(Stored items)
******************************

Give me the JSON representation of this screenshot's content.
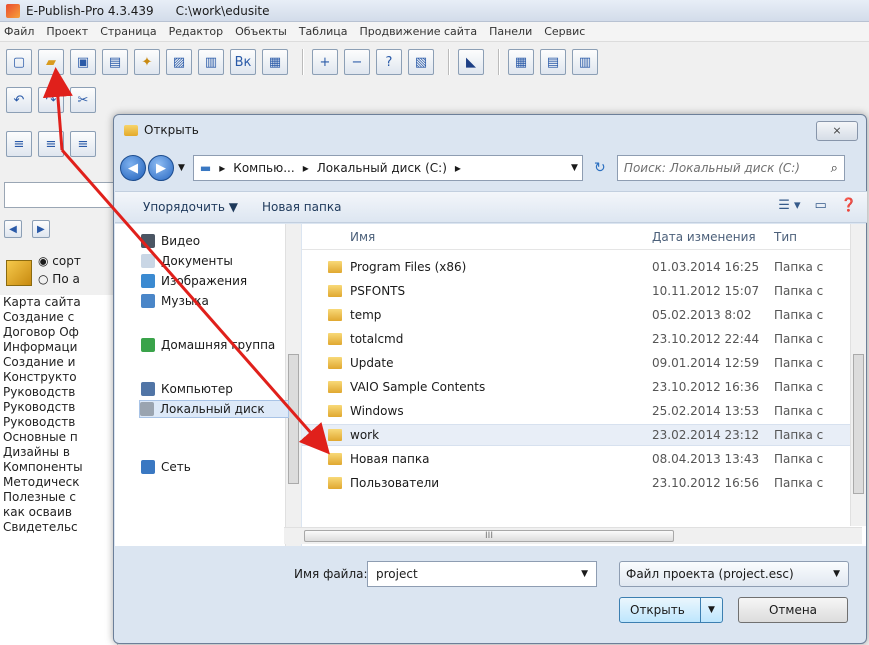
{
  "app": {
    "title": "E-Publish-Pro 4.3.439",
    "path": "C:\\work\\edusite",
    "menu": [
      "Файл",
      "Проект",
      "Страница",
      "Редактор",
      "Объекты",
      "Таблица",
      "Продвижение сайта",
      "Панели",
      "Сервис"
    ]
  },
  "left_panel": {
    "radio1": "сорт",
    "radio2": "По а",
    "items": [
      "Карта сайта",
      "Создание с",
      "Договор Оф",
      "Информаци",
      "Создание и",
      "Конструкто",
      "Руководств",
      "Руководств",
      "Руководств",
      "Основные п",
      "Дизайны в",
      "Компоненты",
      "Методическ",
      "Полезные с",
      "как осваив",
      "Свидетельс"
    ]
  },
  "dialog": {
    "title": "Открыть",
    "close_glyph": "⨯",
    "breadcrumb": [
      "Компью...",
      "Локальный диск (C:)"
    ],
    "search_placeholder": "Поиск: Локальный диск (C:)",
    "organize_label": "Упорядочить ▼",
    "new_folder_label": "Новая папка",
    "nav_items": [
      {
        "label": "Видео",
        "color": "#4a5563"
      },
      {
        "label": "Документы",
        "color": "#c9d6e5"
      },
      {
        "label": "Изображения",
        "color": "#3b8ad1"
      },
      {
        "label": "Музыка",
        "color": "#4a86c8"
      },
      {
        "label": "Домашняя группа",
        "color": "#3aa34a"
      },
      {
        "label": "Компьютер",
        "color": "#5175a6"
      },
      {
        "label": "Локальный диск",
        "color": "#9aa4b0"
      },
      {
        "label": "Сеть",
        "color": "#3a78c2"
      }
    ],
    "columns": {
      "name": "Имя",
      "date": "Дата изменения",
      "type": "Тип"
    },
    "files": [
      {
        "name": "Program Files (x86)",
        "date": "01.03.2014 16:25",
        "type": "Папка с"
      },
      {
        "name": "PSFONTS",
        "date": "10.11.2012 15:07",
        "type": "Папка с"
      },
      {
        "name": "temp",
        "date": "05.02.2013 8:02",
        "type": "Папка с"
      },
      {
        "name": "totalcmd",
        "date": "23.10.2012 22:44",
        "type": "Папка с"
      },
      {
        "name": "Update",
        "date": "09.01.2014 12:59",
        "type": "Папка с"
      },
      {
        "name": "VAIO Sample Contents",
        "date": "23.10.2012 16:36",
        "type": "Папка с"
      },
      {
        "name": "Windows",
        "date": "25.02.2014 13:53",
        "type": "Папка с"
      },
      {
        "name": "work",
        "date": "23.02.2014 23:12",
        "type": "Папка с"
      },
      {
        "name": "Новая папка",
        "date": "08.04.2013 13:43",
        "type": "Папка с"
      },
      {
        "name": "Пользователи",
        "date": "23.10.2012 16:56",
        "type": "Папка с"
      }
    ],
    "scroll_glyph": "III",
    "filename_label": "Имя файла:",
    "filename_value": "project",
    "filetype_value": "Файл проекта (project.esc)",
    "open_label": "Открыть",
    "cancel_label": "Отмена"
  }
}
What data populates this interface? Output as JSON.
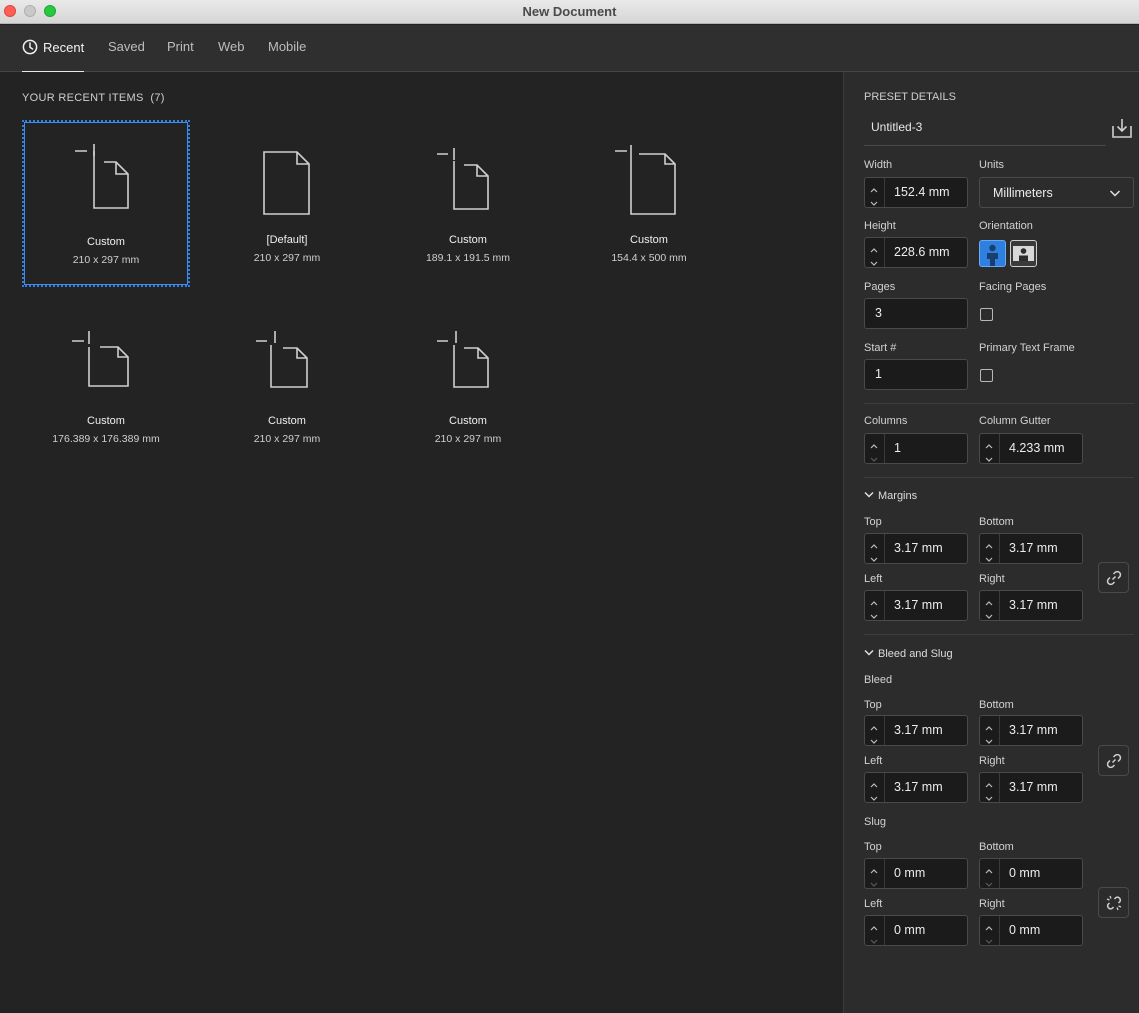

******************************

▶ Short problem:
Would you set down the listing exactly, omitting pictures?

▶ Solution:
Give me the JSON representation of this screenshot's content.
{
  "app": {
    "title": "E-Publish-Pro 4.3.439",
    "path": "C:\\work\\edusite",
    "menu": [
      "Файл",
      "Проект",
      "Страница",
      "Редактор",
      "Объекты",
      "Таблица",
      "Продвижение сайта",
      "Панели",
      "Сервис"
    ]
  },
  "left_panel": {
    "radio1": "сорт",
    "radio2": "По а",
    "items": [
      "Карта сайта",
      "Создание с",
      "Договор Оф",
      "Информаци",
      "Создание и",
      "Конструкто",
      "Руководств",
      "Руководств",
      "Руководств",
      "Основные п",
      "Дизайны в",
      "Компоненты",
      "Методическ",
      "Полезные с",
      "как осваив",
      "Свидетельс"
    ]
  },
  "dialog": {
    "title": "Открыть",
    "close_glyph": "⨯",
    "breadcrumb": [
      "Компью...",
      "Локальный диск (C:)"
    ],
    "search_placeholder": "Поиск: Локальный диск (C:)",
    "organize_label": "Упорядочить ▼",
    "new_folder_label": "Новая папка",
    "nav_items": [
      {
        "label": "Видео",
        "color": "#4a5563"
      },
      {
        "label": "Документы",
        "color": "#c9d6e5"
      },
      {
        "label": "Изображения",
        "color": "#3b8ad1"
      },
      {
        "label": "Музыка",
        "color": "#4a86c8"
      },
      {
        "label": "Домашняя группа",
        "color": "#3aa34a"
      },
      {
        "label": "Компьютер",
        "color": "#5175a6"
      },
      {
        "label": "Локальный диск",
        "color": "#9aa4b0"
      },
      {
        "label": "Сеть",
        "color": "#3a78c2"
      }
    ],
    "columns": {
      "name": "Имя",
      "date": "Дата изменения",
      "type": "Тип"
    },
    "files": [
      {
        "name": "Program Files (x86)",
        "date": "01.03.2014 16:25",
        "type": "Папка с"
      },
      {
        "name": "PSFONTS",
        "date": "10.11.2012 15:07",
        "type": "Папка с"
      },
      {
        "name": "temp",
        "date": "05.02.2013 8:02",
        "type": "Папка с"
      },
      {
        "name": "totalcmd",
        "date": "23.10.2012 22:44",
        "type": "Папка с"
      },
      {
        "name": "Update",
        "date": "09.01.2014 12:59",
        "type": "Папка с"
      },
      {
        "name": "VAIO Sample Contents",
        "date": "23.10.2012 16:36",
        "type": "Папка с"
      },
      {
        "name": "Windows",
        "date": "25.02.2014 13:53",
        "type": "Папка с"
      },
      {
        "name": "work",
        "date": "23.02.2014 23:12",
        "type": "Папка с"
      },
      {
        "name": "Новая папка",
        "date": "08.04.2013 13:43",
        "type": "Папка с"
      },
      {
        "name": "Пользователи",
        "date": "23.10.2012 16:56",
        "type": "Папка с"
      }
    ],
    "scroll_glyph": "III",
    "filename_label": "Имя файла:",
    "filename_value": "project",
    "filetype_value": "Файл проекта (project.esc)",
    "open_label": "Открыть",
    "cancel_label": "Отмена"
  }
}
What data populates this interface? Output as JSON.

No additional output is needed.